• WORK TO COMPLETE: Rename "esborrar" to "eliminar" in the records from the first line through the line containing "delete-button[interactable]: esborrar —", inclusive. Give those lines again with everything else unchanged.

[Box annotation data]
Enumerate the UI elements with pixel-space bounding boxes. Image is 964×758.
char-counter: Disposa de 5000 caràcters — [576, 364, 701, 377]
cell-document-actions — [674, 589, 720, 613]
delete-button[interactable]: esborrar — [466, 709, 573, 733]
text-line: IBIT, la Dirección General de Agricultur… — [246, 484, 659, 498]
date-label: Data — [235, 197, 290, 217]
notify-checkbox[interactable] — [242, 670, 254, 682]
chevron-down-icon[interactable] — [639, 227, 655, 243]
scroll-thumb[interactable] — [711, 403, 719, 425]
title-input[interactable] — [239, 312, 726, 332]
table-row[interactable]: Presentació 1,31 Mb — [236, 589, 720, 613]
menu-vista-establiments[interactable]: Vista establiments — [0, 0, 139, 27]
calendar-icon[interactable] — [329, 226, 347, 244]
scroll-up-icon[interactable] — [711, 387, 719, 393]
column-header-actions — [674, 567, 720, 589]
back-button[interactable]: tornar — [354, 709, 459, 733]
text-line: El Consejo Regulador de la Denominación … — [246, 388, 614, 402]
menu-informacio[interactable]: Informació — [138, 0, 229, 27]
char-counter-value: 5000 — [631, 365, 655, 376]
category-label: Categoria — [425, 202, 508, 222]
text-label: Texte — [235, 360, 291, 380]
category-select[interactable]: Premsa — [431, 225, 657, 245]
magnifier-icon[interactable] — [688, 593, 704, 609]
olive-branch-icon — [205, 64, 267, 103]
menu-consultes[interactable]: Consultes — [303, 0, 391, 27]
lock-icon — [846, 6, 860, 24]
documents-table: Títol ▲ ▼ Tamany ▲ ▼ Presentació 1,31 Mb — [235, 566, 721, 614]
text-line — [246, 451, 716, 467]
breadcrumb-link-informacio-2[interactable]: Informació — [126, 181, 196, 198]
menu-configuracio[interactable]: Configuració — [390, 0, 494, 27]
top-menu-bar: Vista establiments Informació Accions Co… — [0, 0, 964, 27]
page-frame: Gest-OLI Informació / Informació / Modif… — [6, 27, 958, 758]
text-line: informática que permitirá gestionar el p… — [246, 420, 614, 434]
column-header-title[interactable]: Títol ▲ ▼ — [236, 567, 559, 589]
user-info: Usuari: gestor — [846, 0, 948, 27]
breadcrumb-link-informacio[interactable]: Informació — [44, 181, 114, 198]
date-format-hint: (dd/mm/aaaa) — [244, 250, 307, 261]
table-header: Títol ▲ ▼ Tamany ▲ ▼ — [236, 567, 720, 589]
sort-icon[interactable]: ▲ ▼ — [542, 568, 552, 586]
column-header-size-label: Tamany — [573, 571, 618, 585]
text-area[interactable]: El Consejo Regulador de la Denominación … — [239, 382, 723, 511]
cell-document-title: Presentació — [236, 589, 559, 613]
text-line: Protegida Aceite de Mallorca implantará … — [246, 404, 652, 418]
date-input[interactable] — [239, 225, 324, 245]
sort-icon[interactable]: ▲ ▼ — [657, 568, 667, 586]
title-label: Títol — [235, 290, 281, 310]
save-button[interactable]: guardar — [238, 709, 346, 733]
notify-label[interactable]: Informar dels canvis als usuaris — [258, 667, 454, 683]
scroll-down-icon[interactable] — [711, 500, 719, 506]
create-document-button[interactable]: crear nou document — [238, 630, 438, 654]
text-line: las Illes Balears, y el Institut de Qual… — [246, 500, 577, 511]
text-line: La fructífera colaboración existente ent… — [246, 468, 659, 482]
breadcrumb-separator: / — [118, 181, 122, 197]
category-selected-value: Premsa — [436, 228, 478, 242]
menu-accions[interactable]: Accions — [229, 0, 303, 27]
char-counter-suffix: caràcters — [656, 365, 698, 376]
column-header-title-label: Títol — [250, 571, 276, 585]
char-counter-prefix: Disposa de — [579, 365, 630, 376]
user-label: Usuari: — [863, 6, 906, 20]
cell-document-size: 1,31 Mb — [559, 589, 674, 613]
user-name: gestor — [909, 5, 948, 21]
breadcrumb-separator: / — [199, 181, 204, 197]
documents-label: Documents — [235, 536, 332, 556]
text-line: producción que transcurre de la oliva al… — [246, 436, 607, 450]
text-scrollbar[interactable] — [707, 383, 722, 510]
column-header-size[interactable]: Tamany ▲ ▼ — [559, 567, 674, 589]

• EXERCISE RESULT:
Enumerate the UI elements with pixel-space bounding boxes. Image is 964×758.
char-counter: Disposa de 5000 caràcters — [576, 364, 701, 377]
cell-document-actions — [674, 589, 720, 613]
delete-button[interactable]: eliminar — [466, 709, 573, 733]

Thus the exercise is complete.